*AIM OF THE EXERCISE*:
Write the material out again in full, exactly.

*MATERIAL PROVIDED*:
--- Begin ---
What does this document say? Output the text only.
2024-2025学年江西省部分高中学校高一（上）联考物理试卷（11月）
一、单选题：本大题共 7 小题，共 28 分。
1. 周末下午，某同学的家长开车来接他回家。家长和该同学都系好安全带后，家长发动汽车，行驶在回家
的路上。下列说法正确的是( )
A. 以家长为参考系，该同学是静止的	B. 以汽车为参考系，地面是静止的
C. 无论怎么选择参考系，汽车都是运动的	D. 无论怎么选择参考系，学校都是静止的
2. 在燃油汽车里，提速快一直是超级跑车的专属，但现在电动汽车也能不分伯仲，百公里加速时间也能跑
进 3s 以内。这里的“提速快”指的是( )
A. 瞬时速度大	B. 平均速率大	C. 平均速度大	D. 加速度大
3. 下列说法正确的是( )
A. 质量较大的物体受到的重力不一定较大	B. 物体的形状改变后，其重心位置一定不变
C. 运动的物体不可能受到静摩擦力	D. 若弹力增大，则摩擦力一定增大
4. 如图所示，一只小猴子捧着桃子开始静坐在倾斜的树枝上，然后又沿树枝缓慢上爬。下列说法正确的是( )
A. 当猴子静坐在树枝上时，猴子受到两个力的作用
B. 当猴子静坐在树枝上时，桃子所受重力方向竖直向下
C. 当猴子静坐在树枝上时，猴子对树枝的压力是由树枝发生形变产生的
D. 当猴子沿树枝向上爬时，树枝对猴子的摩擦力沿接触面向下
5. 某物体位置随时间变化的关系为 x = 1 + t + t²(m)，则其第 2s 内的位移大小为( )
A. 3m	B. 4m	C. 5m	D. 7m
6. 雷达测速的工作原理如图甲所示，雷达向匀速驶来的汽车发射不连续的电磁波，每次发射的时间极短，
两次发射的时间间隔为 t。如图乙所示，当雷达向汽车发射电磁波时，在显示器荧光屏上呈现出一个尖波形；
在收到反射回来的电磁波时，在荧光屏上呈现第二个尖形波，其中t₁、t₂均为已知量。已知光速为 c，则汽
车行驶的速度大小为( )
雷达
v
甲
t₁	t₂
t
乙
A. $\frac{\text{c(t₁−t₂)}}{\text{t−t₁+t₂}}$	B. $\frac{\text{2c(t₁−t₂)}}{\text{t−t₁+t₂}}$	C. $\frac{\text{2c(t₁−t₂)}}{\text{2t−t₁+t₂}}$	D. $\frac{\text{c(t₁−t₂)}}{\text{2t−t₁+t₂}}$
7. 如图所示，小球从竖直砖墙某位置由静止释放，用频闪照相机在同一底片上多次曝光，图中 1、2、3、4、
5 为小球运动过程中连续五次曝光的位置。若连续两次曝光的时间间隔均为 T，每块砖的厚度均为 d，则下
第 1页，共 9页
--- End ---
*EXERCISE RESPONSE*:
What does this document say? Output the text only.
2024-2025学年江西省部分高中学校高一（上）联考物理试卷（11月）
一、单选题：本大题共 7 小题，共 28 分。
1. 周末下午，某同学的家长开车来接他回家。家长和该同学都系好安全带后，家长发动汽车，行驶在回家
的路上。下列说法正确的是( )
A. 以家长为参考系，该同学是静止的	B. 以汽车为参考系，地面是静止的
C. 无论怎么选择参考系，汽车都是运动的	D. 无论怎么选择参考系，学校都是静止的
2. 在燃油汽车里，提速快一直是超级跑车的专属，但现在电动汽车也能不分伯仲，百公里加速时间也能跑
进 3s 以内。这里的“提速快”指的是( )
A. 瞬时速度大	B. 平均速率大	C. 平均速度大	D. 加速度大
3. 下列说法正确的是( )
A. 质量较大的物体受到的重力不一定较大	B. 物体的形状改变后，其重心位置一定不变
C. 运动的物体不可能受到静摩擦力	D. 若弹力增大，则摩擦力一定增大
4. 如图所示，一只小猴子捧着桃子开始静坐在倾斜的树枝上，然后又沿树枝缓慢上爬。下列说法正确的是( )
A. 当猴子静坐在树枝上时，猴子受到两个力的作用
B. 当猴子静坐在树枝上时，桃子所受重力方向竖直向下
C. 当猴子静坐在树枝上时，猴子对树枝的压力是由树枝发生形变产生的
D. 当猴子沿树枝向上爬时，树枝对猴子的摩擦力沿接触面向下
5. 某物体位置随时间变化的关系为 x = 1 + t + t²(m)，则其第 2s 内的位移大小为( )
A. 3m	B. 4m	C. 5m	D. 7m
6. 雷达测速的工作原理如图甲所示，雷达向匀速驶来的汽车发射不连续的电磁波，每次发射的时间极短，
两次发射的时间间隔为 t。如图乙所示，当雷达向汽车发射电磁波时，在显示器荧光屏上呈现出一个尖波形；
在收到反射回来的电磁波时，在荧光屏上呈现第二个尖形波，其中t₁、t₂均为已知量。已知光速为 c，则汽
车行驶的速度大小为( )
雷达
v
甲
t₁	t₂
t
乙
A. $\frac{\text{c(t₁−t₂)}}{\text{t−t₁+t₂}}$	B. $\frac{\text{2c(t₁−t₂)}}{\text{t−t₁+t₂}}$	C. $\frac{\text{2c(t₁−t₂)}}{\text{2t−t₁+t₂}}$	D. $\frac{\text{c(t₁−t₂)}}{\text{2t−t₁+t₂}}$
7. 如图所示，小球从竖直砖墙某位置由静止释放，用频闪照相机在同一底片上多次曝光，图中 1、2、3、4、
5 为小球运动过程中连续五次曝光的位置。若连续两次曝光的时间间隔均为 T，每块砖的厚度均为 d，则下
第 1页，共 9页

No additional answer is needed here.